### EXTRACTED DATA

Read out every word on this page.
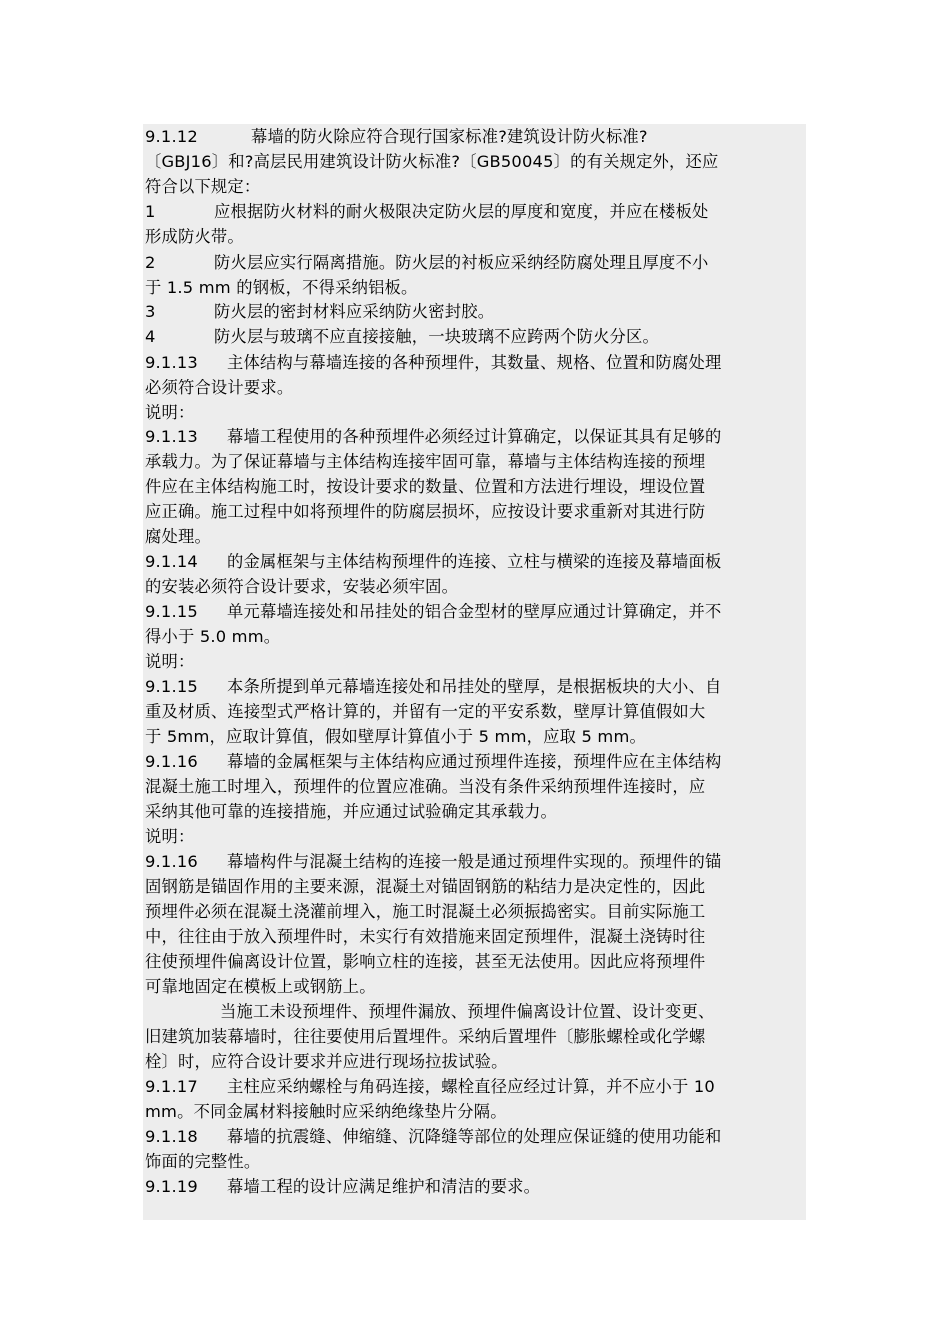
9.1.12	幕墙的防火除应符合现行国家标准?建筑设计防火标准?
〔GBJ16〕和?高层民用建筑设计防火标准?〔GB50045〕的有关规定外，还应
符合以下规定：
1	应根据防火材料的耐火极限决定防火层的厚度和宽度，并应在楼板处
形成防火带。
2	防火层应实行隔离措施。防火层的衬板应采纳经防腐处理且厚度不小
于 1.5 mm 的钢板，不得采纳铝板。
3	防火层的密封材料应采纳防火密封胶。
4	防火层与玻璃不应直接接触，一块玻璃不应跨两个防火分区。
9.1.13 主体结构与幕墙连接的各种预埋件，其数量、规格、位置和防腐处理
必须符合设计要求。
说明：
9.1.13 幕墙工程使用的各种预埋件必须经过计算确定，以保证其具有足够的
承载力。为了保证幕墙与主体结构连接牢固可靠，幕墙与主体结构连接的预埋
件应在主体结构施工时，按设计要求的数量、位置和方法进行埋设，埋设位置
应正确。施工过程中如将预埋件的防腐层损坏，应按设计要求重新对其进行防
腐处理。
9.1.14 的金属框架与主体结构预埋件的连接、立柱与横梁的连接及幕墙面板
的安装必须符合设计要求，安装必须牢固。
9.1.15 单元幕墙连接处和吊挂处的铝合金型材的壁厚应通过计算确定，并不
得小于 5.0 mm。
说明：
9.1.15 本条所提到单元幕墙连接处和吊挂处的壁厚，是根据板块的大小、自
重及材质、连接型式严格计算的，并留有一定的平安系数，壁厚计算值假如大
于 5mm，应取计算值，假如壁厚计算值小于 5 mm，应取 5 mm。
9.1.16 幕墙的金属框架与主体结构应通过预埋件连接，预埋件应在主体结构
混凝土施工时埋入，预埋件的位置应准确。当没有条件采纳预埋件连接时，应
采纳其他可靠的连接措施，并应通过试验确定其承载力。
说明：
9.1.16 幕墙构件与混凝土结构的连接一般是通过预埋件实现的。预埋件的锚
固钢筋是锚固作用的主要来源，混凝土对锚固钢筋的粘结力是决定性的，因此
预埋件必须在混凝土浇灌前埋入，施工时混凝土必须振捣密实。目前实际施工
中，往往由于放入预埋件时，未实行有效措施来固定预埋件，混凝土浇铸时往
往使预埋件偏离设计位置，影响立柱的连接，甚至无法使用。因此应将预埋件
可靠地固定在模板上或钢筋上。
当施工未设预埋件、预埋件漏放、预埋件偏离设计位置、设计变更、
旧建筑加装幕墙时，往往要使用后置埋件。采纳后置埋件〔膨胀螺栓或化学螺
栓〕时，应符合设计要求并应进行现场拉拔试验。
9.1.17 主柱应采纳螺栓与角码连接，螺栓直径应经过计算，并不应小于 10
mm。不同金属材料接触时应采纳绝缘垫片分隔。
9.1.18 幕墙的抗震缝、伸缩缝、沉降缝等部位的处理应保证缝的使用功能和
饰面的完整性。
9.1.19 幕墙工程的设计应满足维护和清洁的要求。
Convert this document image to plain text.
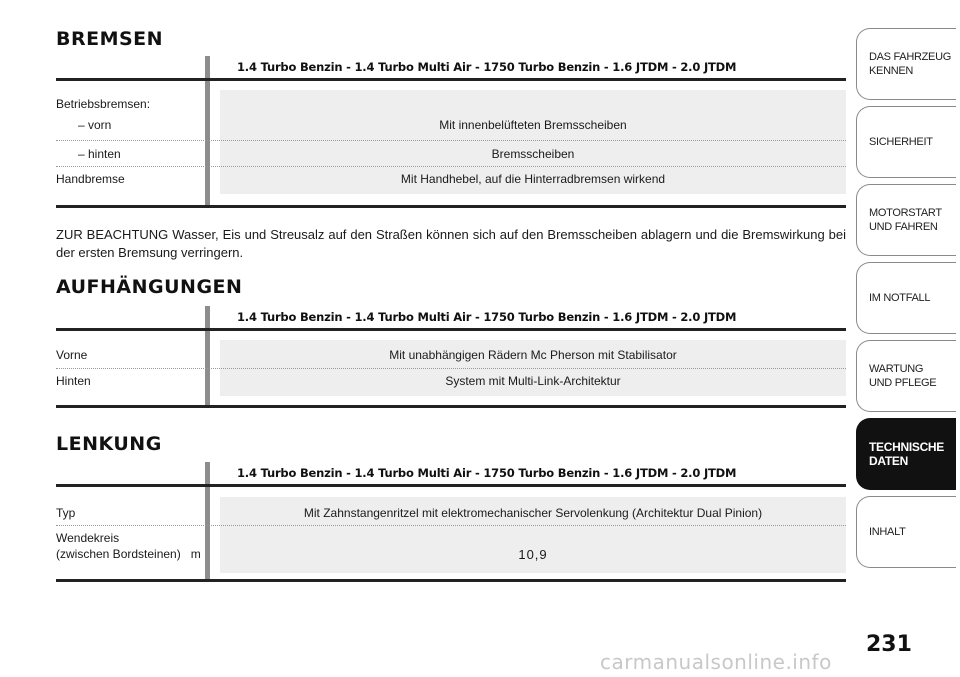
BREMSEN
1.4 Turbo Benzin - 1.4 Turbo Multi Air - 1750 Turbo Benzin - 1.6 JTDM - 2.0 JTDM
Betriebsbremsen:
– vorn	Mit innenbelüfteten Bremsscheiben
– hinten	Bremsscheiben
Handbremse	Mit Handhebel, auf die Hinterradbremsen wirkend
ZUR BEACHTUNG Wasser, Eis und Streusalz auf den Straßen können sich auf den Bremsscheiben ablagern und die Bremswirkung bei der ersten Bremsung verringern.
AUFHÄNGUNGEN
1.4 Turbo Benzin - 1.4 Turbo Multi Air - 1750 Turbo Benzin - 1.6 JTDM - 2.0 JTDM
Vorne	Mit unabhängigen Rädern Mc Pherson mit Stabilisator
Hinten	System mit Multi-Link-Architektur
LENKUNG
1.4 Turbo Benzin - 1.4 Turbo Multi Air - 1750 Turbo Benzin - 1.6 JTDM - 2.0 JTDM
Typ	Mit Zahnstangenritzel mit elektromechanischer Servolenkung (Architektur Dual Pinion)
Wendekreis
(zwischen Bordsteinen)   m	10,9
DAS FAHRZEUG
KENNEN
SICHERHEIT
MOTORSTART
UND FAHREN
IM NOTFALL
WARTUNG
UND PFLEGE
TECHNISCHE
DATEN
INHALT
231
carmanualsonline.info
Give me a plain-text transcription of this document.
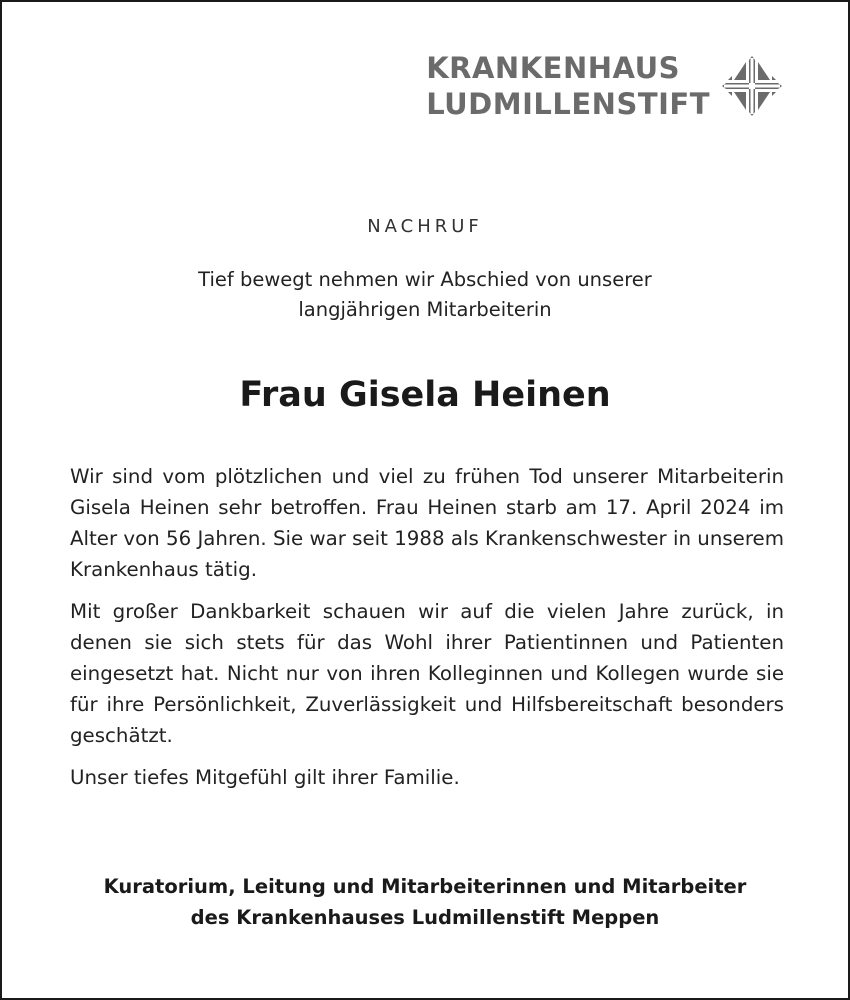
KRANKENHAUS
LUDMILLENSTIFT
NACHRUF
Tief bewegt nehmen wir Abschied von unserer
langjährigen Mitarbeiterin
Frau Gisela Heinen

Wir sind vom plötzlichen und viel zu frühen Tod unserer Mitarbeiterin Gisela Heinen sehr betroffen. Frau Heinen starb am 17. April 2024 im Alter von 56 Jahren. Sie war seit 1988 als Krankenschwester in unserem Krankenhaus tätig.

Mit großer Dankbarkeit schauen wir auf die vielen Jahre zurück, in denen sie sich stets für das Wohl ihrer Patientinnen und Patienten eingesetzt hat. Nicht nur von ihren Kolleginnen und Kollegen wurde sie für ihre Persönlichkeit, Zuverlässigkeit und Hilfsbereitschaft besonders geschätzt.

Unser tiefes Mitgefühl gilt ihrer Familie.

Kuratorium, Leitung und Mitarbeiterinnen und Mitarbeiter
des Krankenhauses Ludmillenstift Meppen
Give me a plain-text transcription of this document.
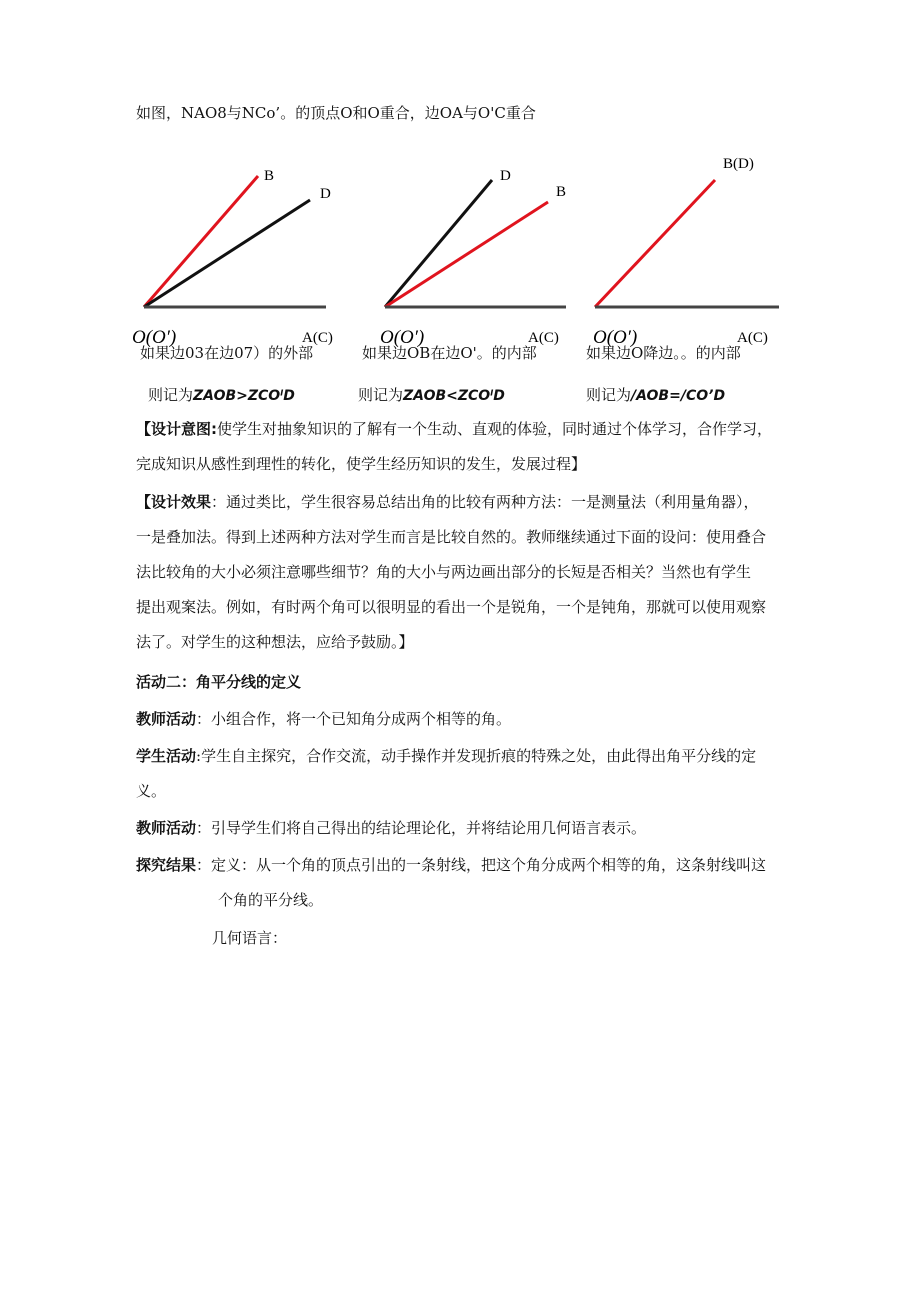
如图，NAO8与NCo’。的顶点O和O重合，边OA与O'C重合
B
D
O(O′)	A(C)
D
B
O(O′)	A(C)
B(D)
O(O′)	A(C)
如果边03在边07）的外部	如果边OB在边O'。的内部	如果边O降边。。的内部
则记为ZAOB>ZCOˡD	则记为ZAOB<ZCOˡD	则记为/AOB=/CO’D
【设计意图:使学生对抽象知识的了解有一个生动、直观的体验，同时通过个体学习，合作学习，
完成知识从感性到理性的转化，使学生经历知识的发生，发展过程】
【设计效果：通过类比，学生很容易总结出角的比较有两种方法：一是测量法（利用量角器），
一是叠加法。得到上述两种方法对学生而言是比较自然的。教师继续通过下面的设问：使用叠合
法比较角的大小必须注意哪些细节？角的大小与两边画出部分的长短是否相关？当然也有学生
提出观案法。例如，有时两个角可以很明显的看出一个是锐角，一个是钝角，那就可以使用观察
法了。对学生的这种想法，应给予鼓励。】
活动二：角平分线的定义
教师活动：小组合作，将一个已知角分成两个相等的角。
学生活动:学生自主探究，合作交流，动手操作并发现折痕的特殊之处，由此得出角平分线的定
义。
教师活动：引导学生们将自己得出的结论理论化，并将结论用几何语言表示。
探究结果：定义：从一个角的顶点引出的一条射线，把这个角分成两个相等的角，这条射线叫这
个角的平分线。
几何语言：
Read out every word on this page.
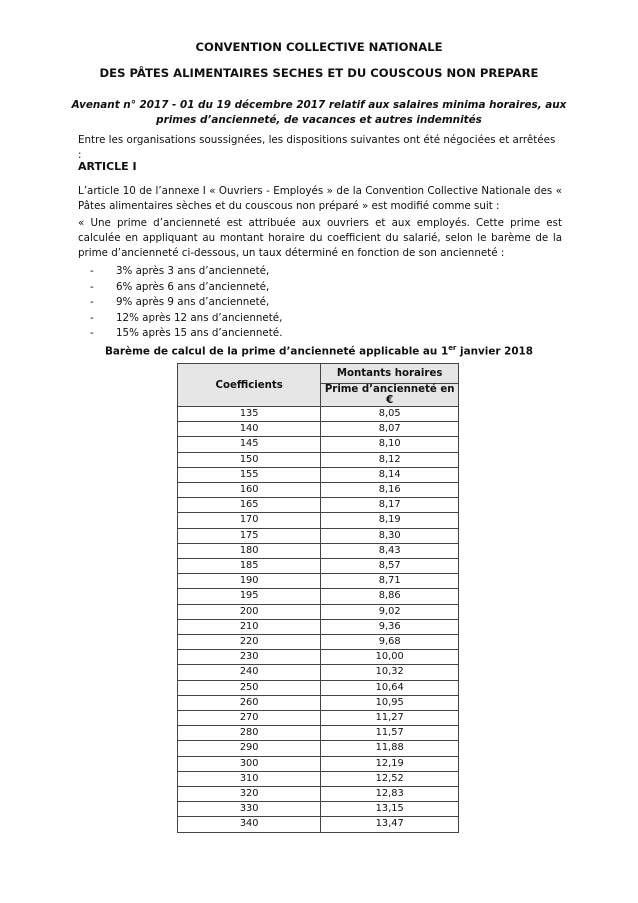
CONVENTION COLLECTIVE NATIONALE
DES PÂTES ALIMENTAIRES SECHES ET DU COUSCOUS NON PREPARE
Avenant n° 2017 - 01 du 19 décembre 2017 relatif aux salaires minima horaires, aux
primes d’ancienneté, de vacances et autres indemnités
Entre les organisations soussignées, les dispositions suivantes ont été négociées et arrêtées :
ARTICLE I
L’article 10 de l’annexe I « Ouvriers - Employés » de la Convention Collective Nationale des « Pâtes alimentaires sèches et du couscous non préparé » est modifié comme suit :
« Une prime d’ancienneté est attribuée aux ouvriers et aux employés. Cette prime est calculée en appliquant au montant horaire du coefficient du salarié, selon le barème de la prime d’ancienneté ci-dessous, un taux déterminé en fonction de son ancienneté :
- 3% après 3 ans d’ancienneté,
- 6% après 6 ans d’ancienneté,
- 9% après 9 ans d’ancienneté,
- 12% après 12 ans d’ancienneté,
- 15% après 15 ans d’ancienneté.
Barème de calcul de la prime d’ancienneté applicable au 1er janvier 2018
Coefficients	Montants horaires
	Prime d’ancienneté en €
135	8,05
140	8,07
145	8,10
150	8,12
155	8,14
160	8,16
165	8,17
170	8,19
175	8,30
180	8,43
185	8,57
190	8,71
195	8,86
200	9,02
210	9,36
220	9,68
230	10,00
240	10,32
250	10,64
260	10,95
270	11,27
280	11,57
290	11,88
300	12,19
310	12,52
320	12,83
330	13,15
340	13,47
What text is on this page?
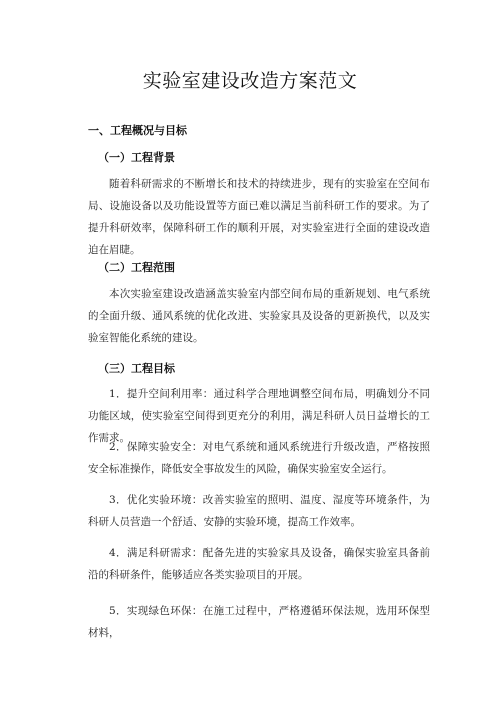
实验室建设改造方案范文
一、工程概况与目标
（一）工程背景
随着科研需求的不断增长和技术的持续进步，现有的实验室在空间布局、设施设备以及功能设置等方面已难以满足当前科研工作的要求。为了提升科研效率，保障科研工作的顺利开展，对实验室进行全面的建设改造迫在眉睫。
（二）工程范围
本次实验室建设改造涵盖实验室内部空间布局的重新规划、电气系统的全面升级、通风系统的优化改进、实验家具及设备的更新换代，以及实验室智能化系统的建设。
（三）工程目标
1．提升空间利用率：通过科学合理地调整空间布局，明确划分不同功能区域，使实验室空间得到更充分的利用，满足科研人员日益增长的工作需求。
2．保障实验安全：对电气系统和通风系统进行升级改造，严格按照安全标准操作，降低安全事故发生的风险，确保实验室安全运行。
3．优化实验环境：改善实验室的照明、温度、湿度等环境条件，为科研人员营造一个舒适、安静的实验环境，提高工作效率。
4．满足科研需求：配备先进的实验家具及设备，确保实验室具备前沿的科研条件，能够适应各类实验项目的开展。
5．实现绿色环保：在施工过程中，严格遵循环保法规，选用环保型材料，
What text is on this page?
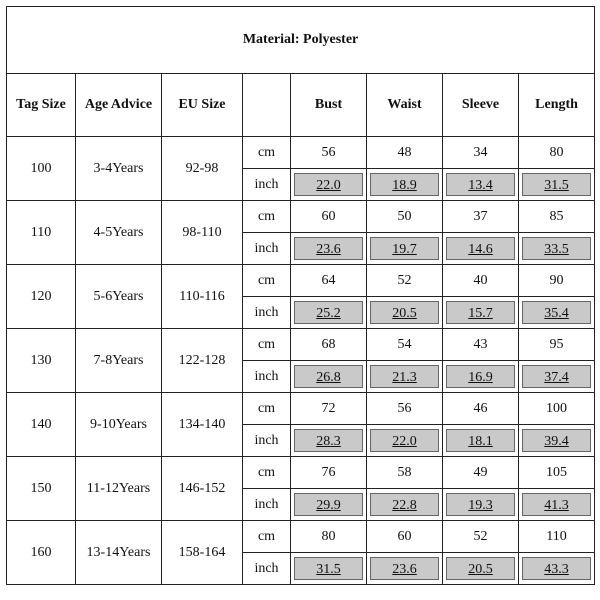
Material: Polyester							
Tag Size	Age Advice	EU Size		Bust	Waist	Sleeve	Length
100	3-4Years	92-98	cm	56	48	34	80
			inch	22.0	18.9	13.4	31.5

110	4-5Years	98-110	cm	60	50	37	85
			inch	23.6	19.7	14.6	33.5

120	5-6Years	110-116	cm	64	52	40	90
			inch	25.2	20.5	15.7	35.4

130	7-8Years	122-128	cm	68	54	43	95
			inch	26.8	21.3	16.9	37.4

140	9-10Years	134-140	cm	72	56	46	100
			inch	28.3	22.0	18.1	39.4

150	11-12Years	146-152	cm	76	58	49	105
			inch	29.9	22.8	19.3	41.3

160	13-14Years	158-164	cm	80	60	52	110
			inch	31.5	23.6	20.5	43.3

### GIVEN PROBLEM
Within the data above, pick out all lines holding the word "Heinen".

### OUTPUT
Frau Gisela Heinen
Wir sind vom plötzlichen und viel zu frühen Tod unserer Mitarbeiterin Gisela Heinen sehr betroffen. Frau Heinen starb am 17. April 2024 im Alter von 56 Jahren. Sie war seit 1988 als Krankenschwester in unserem Krankenhaus tätig.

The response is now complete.